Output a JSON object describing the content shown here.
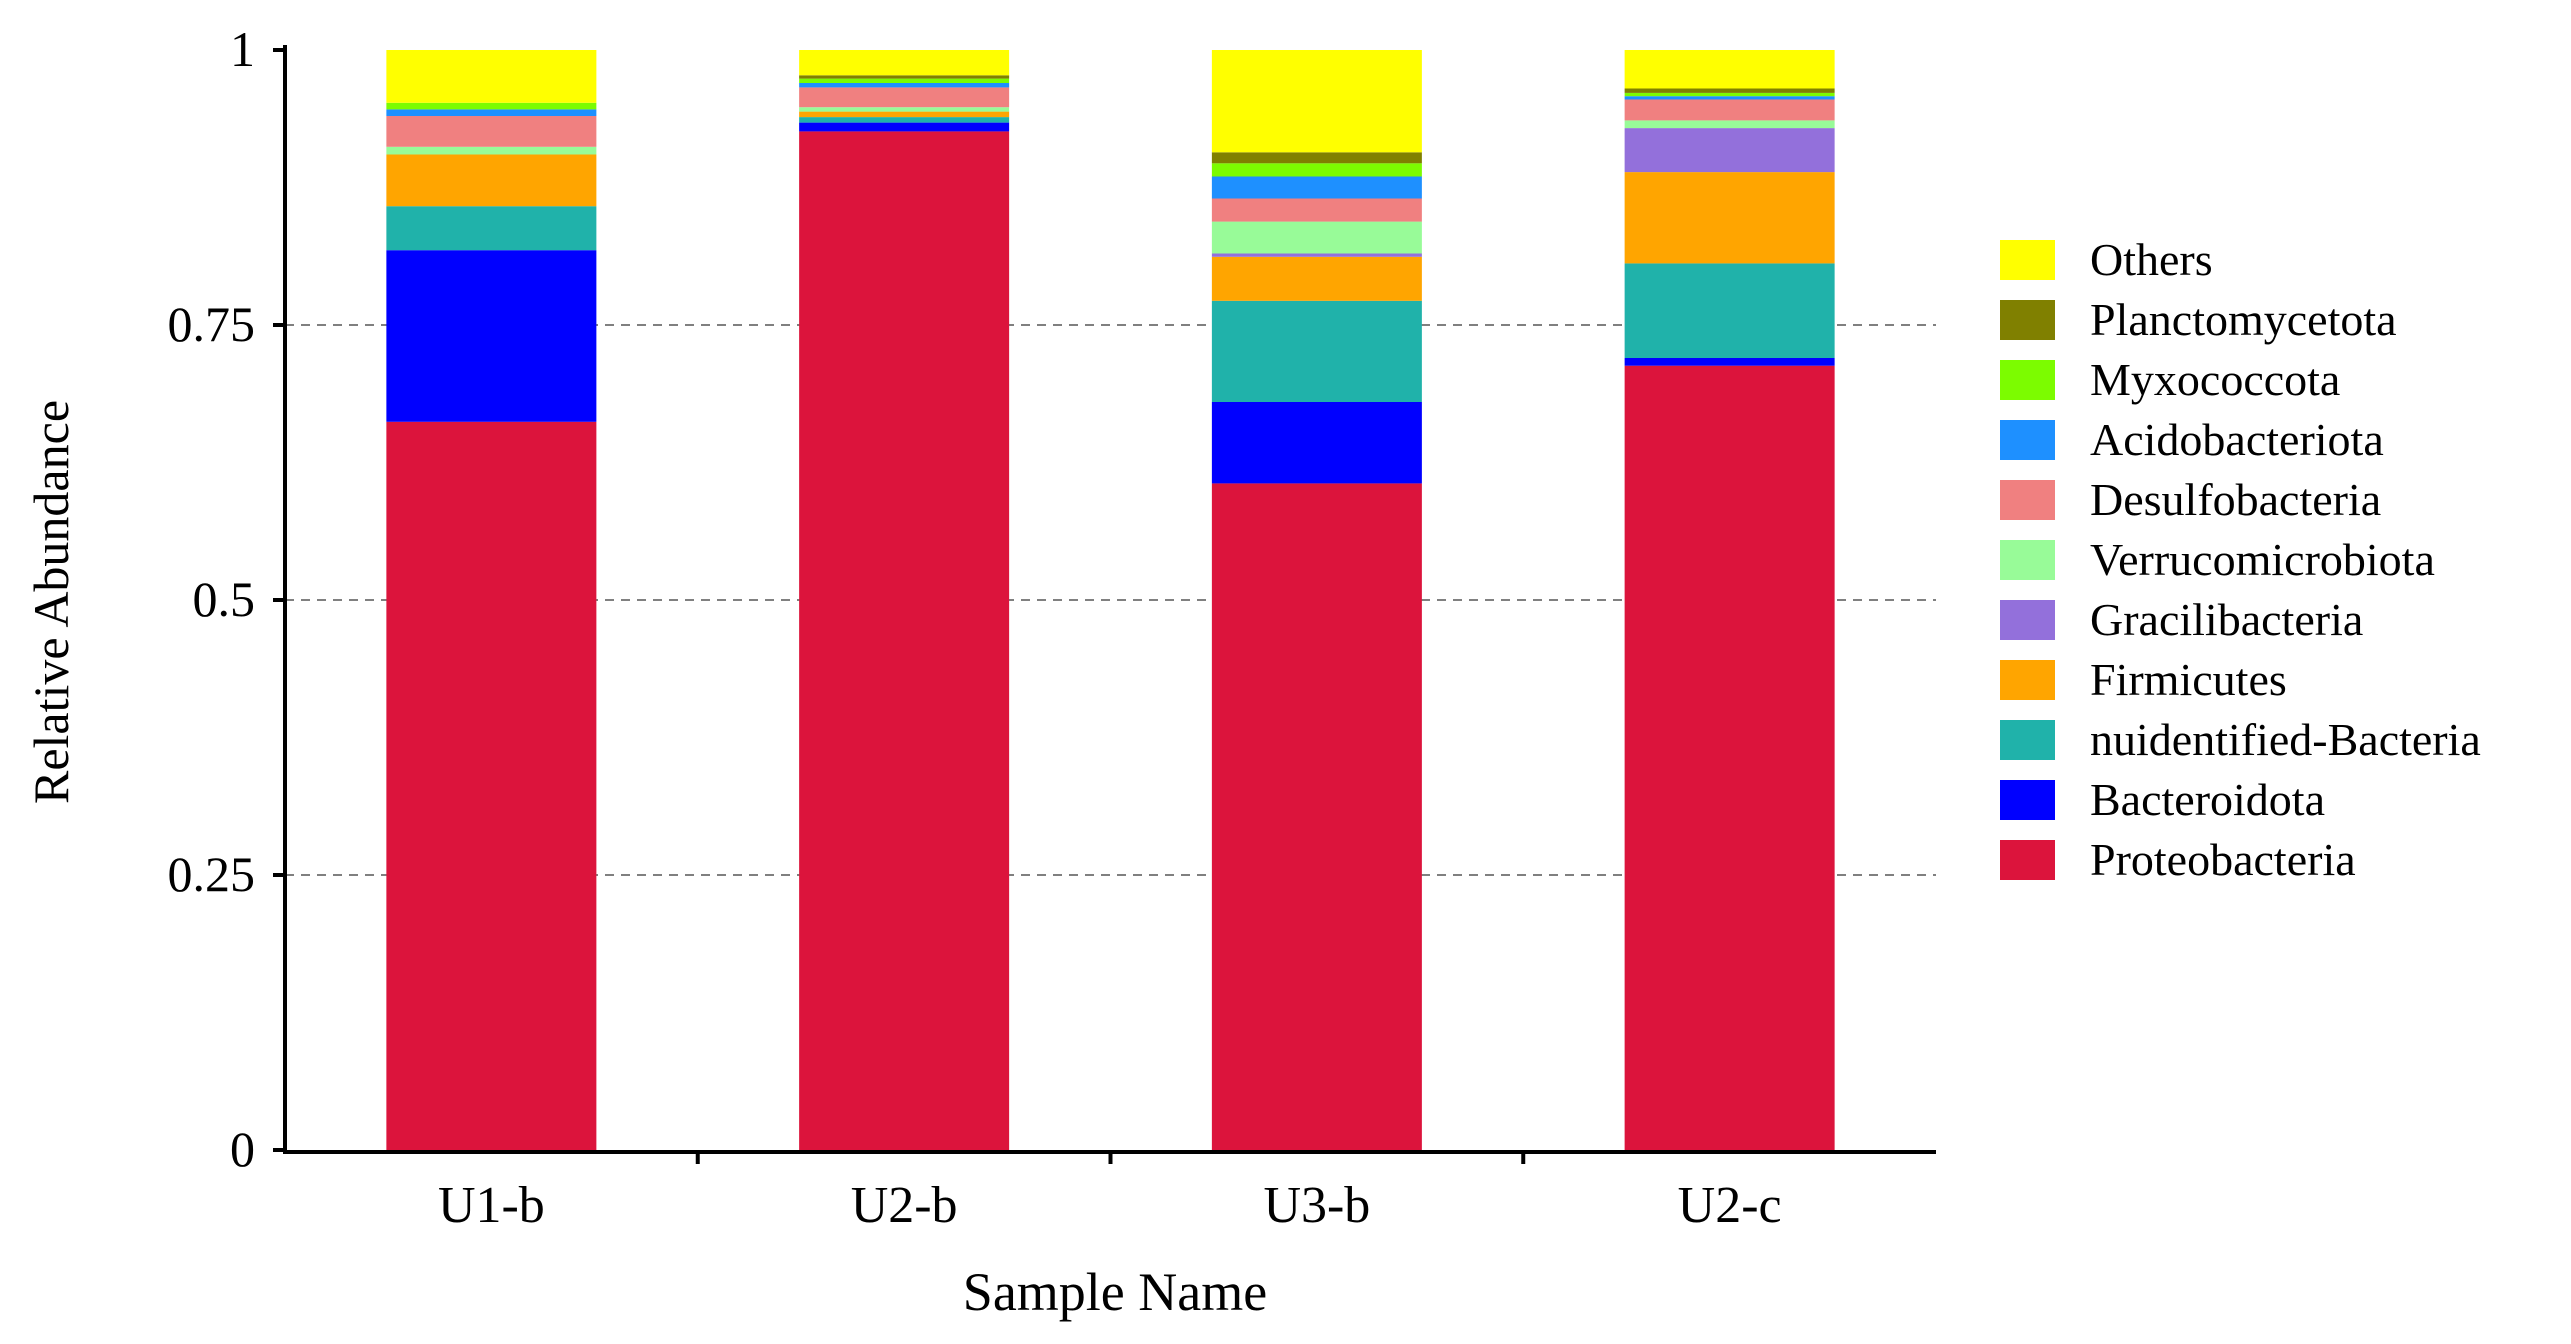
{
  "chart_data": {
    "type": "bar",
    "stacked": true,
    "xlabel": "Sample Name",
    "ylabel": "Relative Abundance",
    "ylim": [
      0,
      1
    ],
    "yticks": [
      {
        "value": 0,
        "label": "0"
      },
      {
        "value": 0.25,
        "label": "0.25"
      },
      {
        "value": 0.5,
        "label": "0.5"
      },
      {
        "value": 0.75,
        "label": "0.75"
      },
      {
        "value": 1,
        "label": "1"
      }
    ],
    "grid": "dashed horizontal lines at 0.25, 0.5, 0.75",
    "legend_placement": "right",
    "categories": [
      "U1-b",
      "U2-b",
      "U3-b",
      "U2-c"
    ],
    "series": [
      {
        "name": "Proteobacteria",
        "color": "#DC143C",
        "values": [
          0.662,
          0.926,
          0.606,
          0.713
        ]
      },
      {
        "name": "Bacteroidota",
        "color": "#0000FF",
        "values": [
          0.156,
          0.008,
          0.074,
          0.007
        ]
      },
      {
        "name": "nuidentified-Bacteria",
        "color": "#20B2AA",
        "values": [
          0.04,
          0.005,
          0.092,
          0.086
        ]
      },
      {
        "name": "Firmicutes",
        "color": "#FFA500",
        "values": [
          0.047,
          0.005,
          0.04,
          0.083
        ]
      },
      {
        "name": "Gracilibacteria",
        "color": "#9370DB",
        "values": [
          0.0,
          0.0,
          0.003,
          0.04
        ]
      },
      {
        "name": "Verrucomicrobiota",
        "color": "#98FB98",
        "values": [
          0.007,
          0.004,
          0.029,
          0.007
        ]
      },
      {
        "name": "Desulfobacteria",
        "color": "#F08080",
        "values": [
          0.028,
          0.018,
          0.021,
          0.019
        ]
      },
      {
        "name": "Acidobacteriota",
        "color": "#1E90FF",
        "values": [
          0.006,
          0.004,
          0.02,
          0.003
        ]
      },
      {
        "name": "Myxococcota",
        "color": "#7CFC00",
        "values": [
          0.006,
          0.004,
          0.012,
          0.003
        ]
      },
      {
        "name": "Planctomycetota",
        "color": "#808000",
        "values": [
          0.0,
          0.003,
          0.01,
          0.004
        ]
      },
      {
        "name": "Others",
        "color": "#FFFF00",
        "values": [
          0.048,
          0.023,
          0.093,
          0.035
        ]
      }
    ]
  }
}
---
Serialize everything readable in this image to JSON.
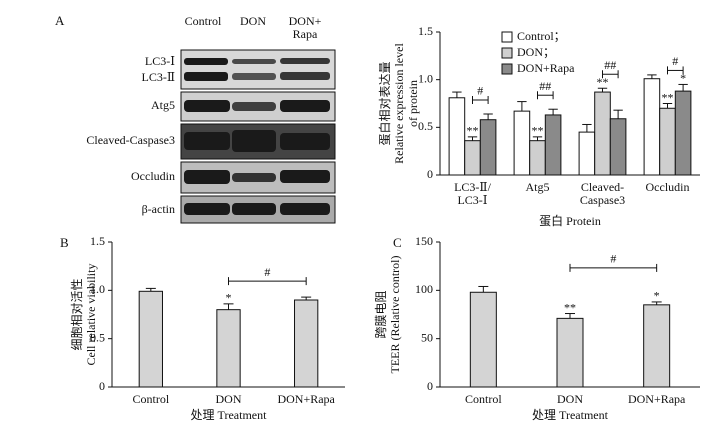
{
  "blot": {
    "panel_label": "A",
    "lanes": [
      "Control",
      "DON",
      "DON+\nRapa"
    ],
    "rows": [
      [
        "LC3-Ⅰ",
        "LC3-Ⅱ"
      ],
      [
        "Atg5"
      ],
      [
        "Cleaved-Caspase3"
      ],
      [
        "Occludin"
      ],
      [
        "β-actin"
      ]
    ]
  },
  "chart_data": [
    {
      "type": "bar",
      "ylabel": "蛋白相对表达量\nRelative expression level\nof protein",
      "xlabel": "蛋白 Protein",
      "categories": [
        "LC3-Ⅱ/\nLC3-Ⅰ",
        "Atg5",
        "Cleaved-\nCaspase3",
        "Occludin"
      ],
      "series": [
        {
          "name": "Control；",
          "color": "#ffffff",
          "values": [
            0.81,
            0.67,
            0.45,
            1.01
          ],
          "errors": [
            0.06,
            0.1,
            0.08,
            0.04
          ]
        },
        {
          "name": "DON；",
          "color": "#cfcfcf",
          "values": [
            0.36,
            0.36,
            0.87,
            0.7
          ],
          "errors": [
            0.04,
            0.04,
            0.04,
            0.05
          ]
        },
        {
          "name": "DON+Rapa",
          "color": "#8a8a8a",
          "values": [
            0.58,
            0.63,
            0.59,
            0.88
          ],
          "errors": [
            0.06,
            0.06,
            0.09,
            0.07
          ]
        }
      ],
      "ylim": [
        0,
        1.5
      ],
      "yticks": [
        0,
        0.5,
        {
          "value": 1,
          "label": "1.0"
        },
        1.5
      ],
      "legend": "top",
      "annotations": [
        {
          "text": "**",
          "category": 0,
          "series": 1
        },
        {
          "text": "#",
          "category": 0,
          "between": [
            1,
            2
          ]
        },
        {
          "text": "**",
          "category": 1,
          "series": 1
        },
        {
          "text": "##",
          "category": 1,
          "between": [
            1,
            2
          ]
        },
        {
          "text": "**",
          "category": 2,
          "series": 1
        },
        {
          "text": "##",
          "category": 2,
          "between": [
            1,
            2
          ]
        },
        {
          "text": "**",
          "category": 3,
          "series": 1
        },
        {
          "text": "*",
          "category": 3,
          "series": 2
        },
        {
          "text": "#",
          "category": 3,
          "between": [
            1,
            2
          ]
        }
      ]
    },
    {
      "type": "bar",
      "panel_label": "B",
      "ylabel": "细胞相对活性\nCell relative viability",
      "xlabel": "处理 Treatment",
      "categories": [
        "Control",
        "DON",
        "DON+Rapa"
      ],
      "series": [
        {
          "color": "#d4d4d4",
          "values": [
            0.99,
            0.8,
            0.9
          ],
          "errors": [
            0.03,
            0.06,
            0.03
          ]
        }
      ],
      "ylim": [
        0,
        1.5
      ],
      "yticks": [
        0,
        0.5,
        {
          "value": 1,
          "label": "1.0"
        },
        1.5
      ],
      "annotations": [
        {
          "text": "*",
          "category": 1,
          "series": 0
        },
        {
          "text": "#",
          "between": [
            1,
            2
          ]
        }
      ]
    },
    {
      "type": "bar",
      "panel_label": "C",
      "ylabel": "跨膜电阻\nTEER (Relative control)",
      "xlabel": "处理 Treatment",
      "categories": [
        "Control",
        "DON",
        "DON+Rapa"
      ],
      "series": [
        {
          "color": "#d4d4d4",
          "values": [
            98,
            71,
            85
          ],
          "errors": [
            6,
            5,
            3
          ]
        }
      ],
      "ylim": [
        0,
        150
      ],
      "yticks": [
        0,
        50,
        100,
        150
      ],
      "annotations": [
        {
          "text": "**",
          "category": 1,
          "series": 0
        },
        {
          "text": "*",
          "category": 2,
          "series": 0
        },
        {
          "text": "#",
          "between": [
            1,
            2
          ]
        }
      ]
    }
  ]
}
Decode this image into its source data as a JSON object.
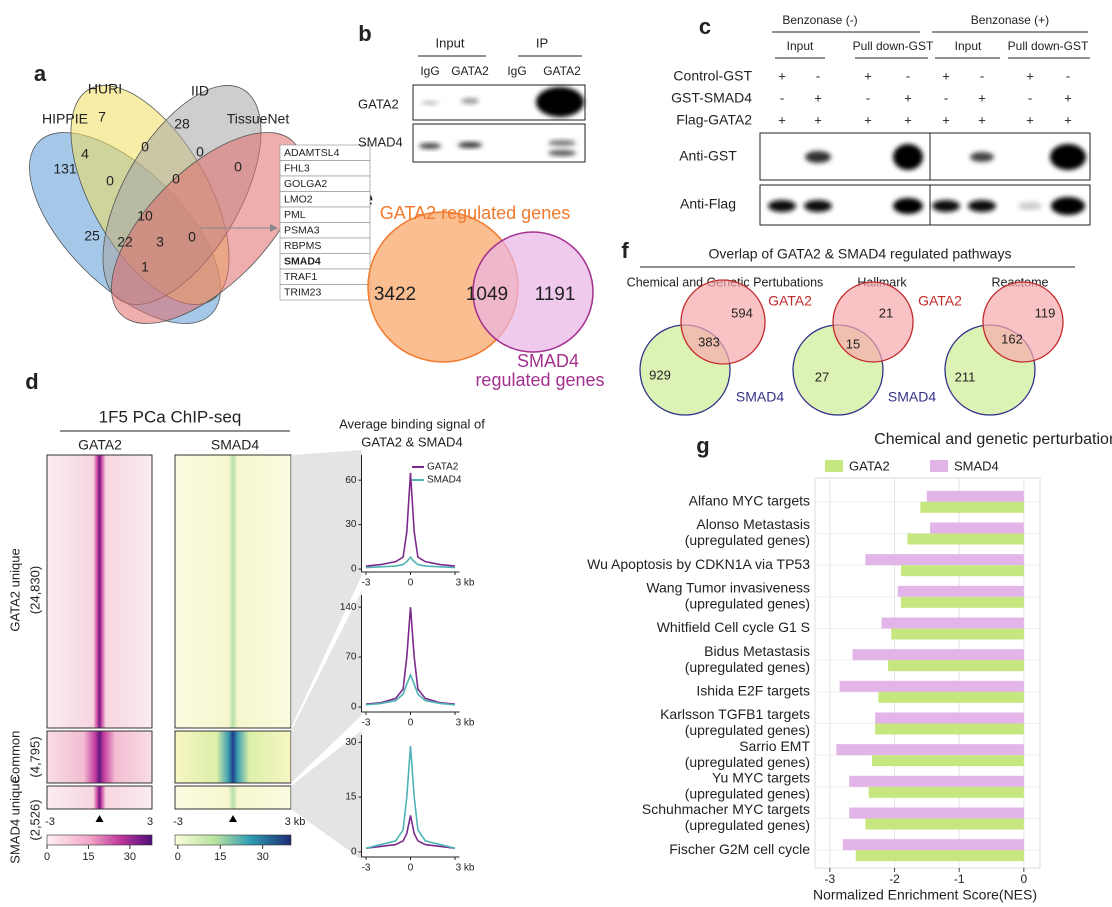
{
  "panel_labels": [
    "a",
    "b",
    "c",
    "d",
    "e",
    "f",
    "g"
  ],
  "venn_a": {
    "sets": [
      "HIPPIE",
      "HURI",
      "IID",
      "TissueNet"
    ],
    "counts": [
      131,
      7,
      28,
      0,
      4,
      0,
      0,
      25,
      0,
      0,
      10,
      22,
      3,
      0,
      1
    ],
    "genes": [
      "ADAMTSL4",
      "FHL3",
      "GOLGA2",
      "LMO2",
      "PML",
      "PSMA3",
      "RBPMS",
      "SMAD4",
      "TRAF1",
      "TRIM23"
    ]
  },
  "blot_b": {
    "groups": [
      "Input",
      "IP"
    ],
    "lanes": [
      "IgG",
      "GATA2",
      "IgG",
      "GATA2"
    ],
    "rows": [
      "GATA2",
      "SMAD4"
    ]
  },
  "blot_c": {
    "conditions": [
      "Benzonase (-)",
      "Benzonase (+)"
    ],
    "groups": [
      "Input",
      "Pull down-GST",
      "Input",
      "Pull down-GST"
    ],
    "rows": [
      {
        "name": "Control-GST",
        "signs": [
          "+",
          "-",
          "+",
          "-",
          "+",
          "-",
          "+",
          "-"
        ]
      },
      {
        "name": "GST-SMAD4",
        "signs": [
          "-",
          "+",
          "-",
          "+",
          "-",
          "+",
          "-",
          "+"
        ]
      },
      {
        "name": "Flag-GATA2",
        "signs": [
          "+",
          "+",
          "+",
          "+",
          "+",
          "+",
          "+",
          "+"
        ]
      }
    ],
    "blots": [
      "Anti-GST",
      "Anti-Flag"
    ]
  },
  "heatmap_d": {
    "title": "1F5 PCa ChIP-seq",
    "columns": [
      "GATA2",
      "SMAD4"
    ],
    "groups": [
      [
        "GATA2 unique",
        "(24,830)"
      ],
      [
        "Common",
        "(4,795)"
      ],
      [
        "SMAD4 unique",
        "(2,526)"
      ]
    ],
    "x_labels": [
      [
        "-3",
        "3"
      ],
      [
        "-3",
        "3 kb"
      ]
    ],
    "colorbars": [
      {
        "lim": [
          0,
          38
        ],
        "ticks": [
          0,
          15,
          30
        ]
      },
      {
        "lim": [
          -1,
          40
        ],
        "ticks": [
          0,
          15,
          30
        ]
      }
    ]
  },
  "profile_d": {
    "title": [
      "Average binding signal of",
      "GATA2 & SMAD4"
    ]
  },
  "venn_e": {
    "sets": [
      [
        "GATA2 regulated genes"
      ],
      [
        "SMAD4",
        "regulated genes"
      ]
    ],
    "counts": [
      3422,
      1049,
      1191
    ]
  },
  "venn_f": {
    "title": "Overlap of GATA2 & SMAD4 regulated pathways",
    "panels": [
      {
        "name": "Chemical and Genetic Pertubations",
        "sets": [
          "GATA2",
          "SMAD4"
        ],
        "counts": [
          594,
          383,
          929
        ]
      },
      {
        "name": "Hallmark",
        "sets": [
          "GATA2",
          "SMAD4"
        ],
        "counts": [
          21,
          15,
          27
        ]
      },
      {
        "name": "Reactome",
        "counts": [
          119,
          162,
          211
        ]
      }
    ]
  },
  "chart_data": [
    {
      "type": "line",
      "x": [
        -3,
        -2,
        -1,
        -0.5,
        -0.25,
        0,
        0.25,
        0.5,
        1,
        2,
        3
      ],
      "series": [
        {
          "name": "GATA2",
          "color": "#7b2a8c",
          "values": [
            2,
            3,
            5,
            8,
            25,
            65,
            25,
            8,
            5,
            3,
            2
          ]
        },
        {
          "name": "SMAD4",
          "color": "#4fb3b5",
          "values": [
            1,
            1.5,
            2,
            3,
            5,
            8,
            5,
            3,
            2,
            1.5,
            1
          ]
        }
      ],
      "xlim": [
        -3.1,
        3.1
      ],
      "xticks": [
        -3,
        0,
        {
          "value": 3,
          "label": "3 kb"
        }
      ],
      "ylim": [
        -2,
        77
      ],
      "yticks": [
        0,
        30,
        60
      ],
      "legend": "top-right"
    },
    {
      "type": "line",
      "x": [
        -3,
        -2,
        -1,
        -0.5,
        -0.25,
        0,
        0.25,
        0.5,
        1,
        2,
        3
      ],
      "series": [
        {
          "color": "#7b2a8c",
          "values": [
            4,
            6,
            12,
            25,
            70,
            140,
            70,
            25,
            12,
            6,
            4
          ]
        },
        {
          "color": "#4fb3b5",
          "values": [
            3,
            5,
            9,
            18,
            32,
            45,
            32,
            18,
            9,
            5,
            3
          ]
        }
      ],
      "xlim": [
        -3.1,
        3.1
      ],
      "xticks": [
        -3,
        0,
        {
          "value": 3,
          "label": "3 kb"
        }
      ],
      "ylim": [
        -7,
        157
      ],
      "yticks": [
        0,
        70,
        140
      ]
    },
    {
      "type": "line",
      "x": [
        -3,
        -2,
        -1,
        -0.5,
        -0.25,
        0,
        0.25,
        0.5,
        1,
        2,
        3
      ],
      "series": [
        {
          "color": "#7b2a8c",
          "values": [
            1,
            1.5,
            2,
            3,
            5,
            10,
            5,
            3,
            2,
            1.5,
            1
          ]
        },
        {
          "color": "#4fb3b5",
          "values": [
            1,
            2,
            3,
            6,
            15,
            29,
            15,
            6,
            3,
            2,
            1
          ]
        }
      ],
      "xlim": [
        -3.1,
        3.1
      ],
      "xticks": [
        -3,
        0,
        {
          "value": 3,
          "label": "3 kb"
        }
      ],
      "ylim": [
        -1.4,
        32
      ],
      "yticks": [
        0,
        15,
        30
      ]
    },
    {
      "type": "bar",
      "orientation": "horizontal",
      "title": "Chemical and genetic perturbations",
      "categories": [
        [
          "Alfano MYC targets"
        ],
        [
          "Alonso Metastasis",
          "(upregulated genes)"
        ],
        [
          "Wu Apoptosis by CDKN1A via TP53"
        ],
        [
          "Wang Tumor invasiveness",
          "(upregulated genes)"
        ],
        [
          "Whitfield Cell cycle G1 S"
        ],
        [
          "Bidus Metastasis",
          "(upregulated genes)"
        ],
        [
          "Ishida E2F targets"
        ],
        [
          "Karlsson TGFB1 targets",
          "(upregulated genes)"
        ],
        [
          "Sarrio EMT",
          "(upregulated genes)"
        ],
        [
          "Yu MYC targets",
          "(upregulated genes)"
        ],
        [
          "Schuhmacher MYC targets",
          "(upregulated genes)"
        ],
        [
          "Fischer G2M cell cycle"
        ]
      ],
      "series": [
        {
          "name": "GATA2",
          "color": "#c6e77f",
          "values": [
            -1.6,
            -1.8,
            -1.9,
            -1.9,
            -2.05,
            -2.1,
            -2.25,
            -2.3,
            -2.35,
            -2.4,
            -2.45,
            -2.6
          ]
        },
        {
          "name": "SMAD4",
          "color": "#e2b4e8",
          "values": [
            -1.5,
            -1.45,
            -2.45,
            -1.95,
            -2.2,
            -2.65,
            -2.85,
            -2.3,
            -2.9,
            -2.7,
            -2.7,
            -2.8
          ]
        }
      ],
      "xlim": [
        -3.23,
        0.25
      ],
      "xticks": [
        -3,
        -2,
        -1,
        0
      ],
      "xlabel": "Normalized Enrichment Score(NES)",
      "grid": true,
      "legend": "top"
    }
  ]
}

### Exercise goal
Go through the listing above and find each line that contains "image", then copy it.

### Task output
Serialize everything readable in this image to JSON.
Decode this image into its source data as a JSON object.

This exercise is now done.